● The task:
Restate the data word for word and leave the images out.

● Entries taken from a collection:
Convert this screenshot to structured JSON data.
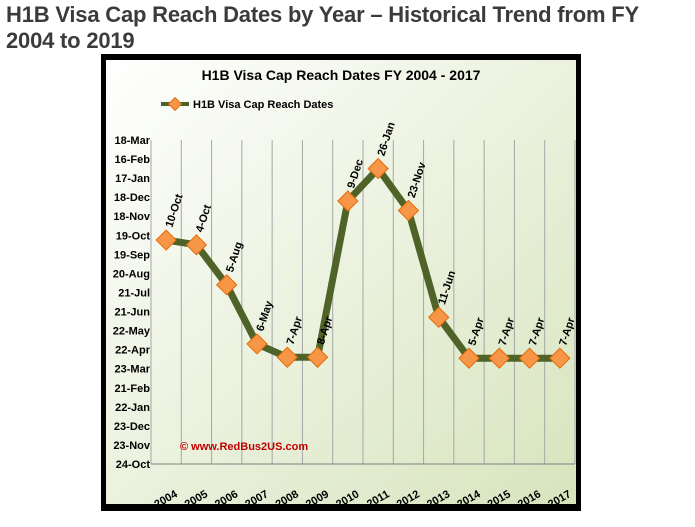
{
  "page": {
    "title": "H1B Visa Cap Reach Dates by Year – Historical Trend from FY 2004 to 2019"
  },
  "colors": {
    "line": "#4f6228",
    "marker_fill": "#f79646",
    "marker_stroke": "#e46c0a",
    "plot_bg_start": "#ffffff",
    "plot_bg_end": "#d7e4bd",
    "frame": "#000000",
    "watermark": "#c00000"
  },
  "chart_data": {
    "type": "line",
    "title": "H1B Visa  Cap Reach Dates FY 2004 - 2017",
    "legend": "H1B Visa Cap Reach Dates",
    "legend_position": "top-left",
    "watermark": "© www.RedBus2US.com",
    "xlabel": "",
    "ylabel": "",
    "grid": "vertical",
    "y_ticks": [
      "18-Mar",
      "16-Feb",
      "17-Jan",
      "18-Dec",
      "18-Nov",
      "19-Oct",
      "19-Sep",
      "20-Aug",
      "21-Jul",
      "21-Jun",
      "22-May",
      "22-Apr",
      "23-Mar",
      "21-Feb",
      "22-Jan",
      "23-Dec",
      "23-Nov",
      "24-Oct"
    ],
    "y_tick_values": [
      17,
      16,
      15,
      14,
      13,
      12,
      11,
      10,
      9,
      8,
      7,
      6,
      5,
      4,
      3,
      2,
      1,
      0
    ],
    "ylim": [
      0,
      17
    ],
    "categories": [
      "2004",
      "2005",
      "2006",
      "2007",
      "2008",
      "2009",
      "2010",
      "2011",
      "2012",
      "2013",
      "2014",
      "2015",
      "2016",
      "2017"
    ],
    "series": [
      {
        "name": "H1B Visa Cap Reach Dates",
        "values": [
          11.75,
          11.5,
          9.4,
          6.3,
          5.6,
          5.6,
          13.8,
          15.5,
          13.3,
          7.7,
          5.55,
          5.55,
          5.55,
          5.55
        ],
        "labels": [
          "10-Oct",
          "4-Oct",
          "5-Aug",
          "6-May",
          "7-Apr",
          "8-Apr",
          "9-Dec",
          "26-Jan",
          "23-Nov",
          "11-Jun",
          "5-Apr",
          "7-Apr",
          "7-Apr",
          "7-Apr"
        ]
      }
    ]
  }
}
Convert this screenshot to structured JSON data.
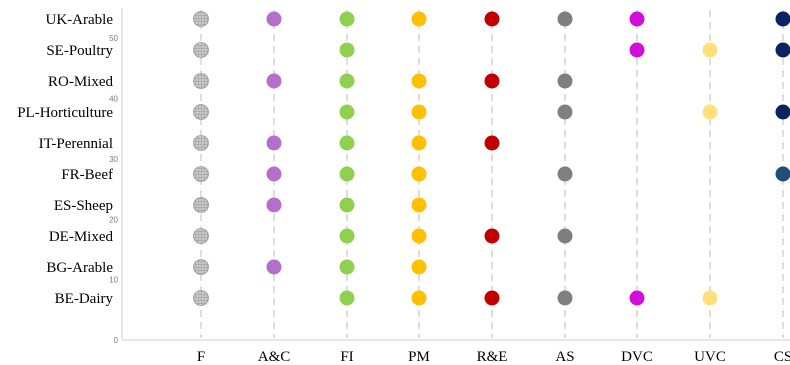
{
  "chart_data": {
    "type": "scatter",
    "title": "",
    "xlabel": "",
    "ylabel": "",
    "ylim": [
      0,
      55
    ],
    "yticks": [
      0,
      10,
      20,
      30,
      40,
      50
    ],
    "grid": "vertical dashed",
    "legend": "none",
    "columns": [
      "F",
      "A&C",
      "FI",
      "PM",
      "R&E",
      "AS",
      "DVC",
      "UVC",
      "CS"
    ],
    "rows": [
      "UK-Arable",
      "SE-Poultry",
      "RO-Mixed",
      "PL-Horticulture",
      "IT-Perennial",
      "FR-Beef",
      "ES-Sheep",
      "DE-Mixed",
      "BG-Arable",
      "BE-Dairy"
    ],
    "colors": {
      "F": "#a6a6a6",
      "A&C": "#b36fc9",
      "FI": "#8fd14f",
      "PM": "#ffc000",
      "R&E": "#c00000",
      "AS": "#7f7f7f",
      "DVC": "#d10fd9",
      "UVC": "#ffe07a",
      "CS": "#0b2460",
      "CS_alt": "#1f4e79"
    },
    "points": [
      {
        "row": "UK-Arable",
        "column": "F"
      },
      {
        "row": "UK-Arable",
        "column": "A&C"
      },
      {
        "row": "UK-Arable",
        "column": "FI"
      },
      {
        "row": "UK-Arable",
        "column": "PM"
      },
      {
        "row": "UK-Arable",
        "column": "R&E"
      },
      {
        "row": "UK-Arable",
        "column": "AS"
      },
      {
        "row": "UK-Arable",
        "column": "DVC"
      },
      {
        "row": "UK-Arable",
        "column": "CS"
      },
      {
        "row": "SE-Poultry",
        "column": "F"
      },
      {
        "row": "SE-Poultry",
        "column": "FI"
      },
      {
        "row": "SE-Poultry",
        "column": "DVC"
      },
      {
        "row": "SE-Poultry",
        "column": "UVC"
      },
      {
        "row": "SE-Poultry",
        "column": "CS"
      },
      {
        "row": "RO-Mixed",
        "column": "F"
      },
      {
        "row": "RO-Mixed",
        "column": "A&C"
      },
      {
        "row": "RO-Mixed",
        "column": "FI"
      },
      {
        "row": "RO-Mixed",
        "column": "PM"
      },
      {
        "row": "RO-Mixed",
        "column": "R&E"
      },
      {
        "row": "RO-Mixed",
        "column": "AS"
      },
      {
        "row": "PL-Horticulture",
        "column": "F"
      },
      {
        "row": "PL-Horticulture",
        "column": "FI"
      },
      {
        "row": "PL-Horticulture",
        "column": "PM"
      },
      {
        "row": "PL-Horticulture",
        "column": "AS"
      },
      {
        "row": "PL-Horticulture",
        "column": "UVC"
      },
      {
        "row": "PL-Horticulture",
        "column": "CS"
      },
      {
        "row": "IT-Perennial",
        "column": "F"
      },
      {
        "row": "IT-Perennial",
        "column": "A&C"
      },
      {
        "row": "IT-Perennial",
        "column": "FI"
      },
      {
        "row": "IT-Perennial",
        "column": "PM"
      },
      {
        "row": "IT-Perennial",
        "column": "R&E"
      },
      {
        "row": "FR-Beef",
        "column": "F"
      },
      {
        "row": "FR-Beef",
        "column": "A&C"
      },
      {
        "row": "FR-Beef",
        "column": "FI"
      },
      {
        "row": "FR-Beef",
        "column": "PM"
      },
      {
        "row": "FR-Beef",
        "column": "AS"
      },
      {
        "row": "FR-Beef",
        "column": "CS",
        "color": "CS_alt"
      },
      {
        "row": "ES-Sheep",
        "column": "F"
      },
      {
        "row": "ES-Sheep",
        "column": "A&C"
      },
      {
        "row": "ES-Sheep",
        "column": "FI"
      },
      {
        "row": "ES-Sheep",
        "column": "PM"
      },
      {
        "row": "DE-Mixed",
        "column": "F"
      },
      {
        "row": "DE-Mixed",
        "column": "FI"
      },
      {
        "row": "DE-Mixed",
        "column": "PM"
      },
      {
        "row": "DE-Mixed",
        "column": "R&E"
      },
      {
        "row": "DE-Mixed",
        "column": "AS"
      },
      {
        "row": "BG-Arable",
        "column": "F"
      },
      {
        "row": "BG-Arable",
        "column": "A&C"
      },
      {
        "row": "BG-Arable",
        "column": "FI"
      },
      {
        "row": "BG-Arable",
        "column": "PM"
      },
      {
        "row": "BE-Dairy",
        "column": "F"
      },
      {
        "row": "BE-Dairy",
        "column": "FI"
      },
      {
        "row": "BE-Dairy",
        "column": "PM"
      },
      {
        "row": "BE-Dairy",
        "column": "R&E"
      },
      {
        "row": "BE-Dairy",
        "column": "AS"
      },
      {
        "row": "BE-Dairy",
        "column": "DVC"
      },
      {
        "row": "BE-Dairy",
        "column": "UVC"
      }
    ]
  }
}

● In response:
Convert this screenshot to structured JSON data.
{
  "page": {
    "title": "H1B Visa Cap Reach Dates by Year – Historical Trend from FY 2004 to 2019"
  },
  "colors": {
    "line": "#4f6228",
    "marker_fill": "#f79646",
    "marker_stroke": "#e46c0a",
    "plot_bg_start": "#ffffff",
    "plot_bg_end": "#d7e4bd",
    "frame": "#000000",
    "watermark": "#c00000"
  },
  "chart_data": {
    "type": "line",
    "title": "H1B Visa  Cap Reach Dates FY 2004 - 2017",
    "legend": "H1B Visa Cap Reach Dates",
    "legend_position": "top-left",
    "watermark": "© www.RedBus2US.com",
    "xlabel": "",
    "ylabel": "",
    "grid": "vertical",
    "y_ticks": [
      "18-Mar",
      "16-Feb",
      "17-Jan",
      "18-Dec",
      "18-Nov",
      "19-Oct",
      "19-Sep",
      "20-Aug",
      "21-Jul",
      "21-Jun",
      "22-May",
      "22-Apr",
      "23-Mar",
      "21-Feb",
      "22-Jan",
      "23-Dec",
      "23-Nov",
      "24-Oct"
    ],
    "y_tick_values": [
      17,
      16,
      15,
      14,
      13,
      12,
      11,
      10,
      9,
      8,
      7,
      6,
      5,
      4,
      3,
      2,
      1,
      0
    ],
    "ylim": [
      0,
      17
    ],
    "categories": [
      "2004",
      "2005",
      "2006",
      "2007",
      "2008",
      "2009",
      "2010",
      "2011",
      "2012",
      "2013",
      "2014",
      "2015",
      "2016",
      "2017"
    ],
    "series": [
      {
        "name": "H1B Visa Cap Reach Dates",
        "values": [
          11.75,
          11.5,
          9.4,
          6.3,
          5.6,
          5.6,
          13.8,
          15.5,
          13.3,
          7.7,
          5.55,
          5.55,
          5.55,
          5.55
        ],
        "labels": [
          "10-Oct",
          "4-Oct",
          "5-Aug",
          "6-May",
          "7-Apr",
          "8-Apr",
          "9-Dec",
          "26-Jan",
          "23-Nov",
          "11-Jun",
          "5-Apr",
          "7-Apr",
          "7-Apr",
          "7-Apr"
        ]
      }
    ]
  }
}
Convert this screenshot to structured JSON data.
{
  "chart_data": {
    "type": "scatter",
    "title": "",
    "xlabel": "",
    "ylabel": "",
    "ylim": [
      0,
      55
    ],
    "yticks": [
      0,
      10,
      20,
      30,
      40,
      50
    ],
    "grid": "vertical dashed",
    "legend": "none",
    "columns": [
      "F",
      "A&C",
      "FI",
      "PM",
      "R&E",
      "AS",
      "DVC",
      "UVC",
      "CS"
    ],
    "rows": [
      "UK-Arable",
      "SE-Poultry",
      "RO-Mixed",
      "PL-Horticulture",
      "IT-Perennial",
      "FR-Beef",
      "ES-Sheep",
      "DE-Mixed",
      "BG-Arable",
      "BE-Dairy"
    ],
    "colors": {
      "F": "#a6a6a6",
      "A&C": "#b36fc9",
      "FI": "#8fd14f",
      "PM": "#ffc000",
      "R&E": "#c00000",
      "AS": "#7f7f7f",
      "DVC": "#d10fd9",
      "UVC": "#ffe07a",
      "CS": "#0b2460",
      "CS_alt": "#1f4e79"
    },
    "points": [
      {
        "row": "UK-Arable",
        "column": "F"
      },
      {
        "row": "UK-Arable",
        "column": "A&C"
      },
      {
        "row": "UK-Arable",
        "column": "FI"
      },
      {
        "row": "UK-Arable",
        "column": "PM"
      },
      {
        "row": "UK-Arable",
        "column": "R&E"
      },
      {
        "row": "UK-Arable",
        "column": "AS"
      },
      {
        "row": "UK-Arable",
        "column": "DVC"
      },
      {
        "row": "UK-Arable",
        "column": "CS"
      },
      {
        "row": "SE-Poultry",
        "column": "F"
      },
      {
        "row": "SE-Poultry",
        "column": "FI"
      },
      {
        "row": "SE-Poultry",
        "column": "DVC"
      },
      {
        "row": "SE-Poultry",
        "column": "UVC"
      },
      {
        "row": "SE-Poultry",
        "column": "CS"
      },
      {
        "row": "RO-Mixed",
        "column": "F"
      },
      {
        "row": "RO-Mixed",
        "column": "A&C"
      },
      {
        "row": "RO-Mixed",
        "column": "FI"
      },
      {
        "row": "RO-Mixed",
        "column": "PM"
      },
      {
        "row": "RO-Mixed",
        "column": "R&E"
      },
      {
        "row": "RO-Mixed",
        "column": "AS"
      },
      {
        "row": "PL-Horticulture",
        "column": "F"
      },
      {
        "row": "PL-Horticulture",
        "column": "FI"
      },
      {
        "row": "PL-Horticulture",
        "column": "PM"
      },
      {
        "row": "PL-Horticulture",
        "column": "AS"
      },
      {
        "row": "PL-Horticulture",
        "column": "UVC"
      },
      {
        "row": "PL-Horticulture",
        "column": "CS"
      },
      {
        "row": "IT-Perennial",
        "column": "F"
      },
      {
        "row": "IT-Perennial",
        "column": "A&C"
      },
      {
        "row": "IT-Perennial",
        "column": "FI"
      },
      {
        "row": "IT-Perennial",
        "column": "PM"
      },
      {
        "row": "IT-Perennial",
        "column": "R&E"
      },
      {
        "row": "FR-Beef",
        "column": "F"
      },
      {
        "row": "FR-Beef",
        "column": "A&C"
      },
      {
        "row": "FR-Beef",
        "column": "FI"
      },
      {
        "row": "FR-Beef",
        "column": "PM"
      },
      {
        "row": "FR-Beef",
        "column": "AS"
      },
      {
        "row": "FR-Beef",
        "column": "CS",
        "color": "CS_alt"
      },
      {
        "row": "ES-Sheep",
        "column": "F"
      },
      {
        "row": "ES-Sheep",
        "column": "A&C"
      },
      {
        "row": "ES-Sheep",
        "column": "FI"
      },
      {
        "row": "ES-Sheep",
        "column": "PM"
      },
      {
        "row": "DE-Mixed",
        "column": "F"
      },
      {
        "row": "DE-Mixed",
        "column": "FI"
      },
      {
        "row": "DE-Mixed",
        "column": "PM"
      },
      {
        "row": "DE-Mixed",
        "column": "R&E"
      },
      {
        "row": "DE-Mixed",
        "column": "AS"
      },
      {
        "row": "BG-Arable",
        "column": "F"
      },
      {
        "row": "BG-Arable",
        "column": "A&C"
      },
      {
        "row": "BG-Arable",
        "column": "FI"
      },
      {
        "row": "BG-Arable",
        "column": "PM"
      },
      {
        "row": "BE-Dairy",
        "column": "F"
      },
      {
        "row": "BE-Dairy",
        "column": "FI"
      },
      {
        "row": "BE-Dairy",
        "column": "PM"
      },
      {
        "row": "BE-Dairy",
        "column": "R&E"
      },
      {
        "row": "BE-Dairy",
        "column": "AS"
      },
      {
        "row": "BE-Dairy",
        "column": "DVC"
      },
      {
        "row": "BE-Dairy",
        "column": "UVC"
      }
    ]
  }
}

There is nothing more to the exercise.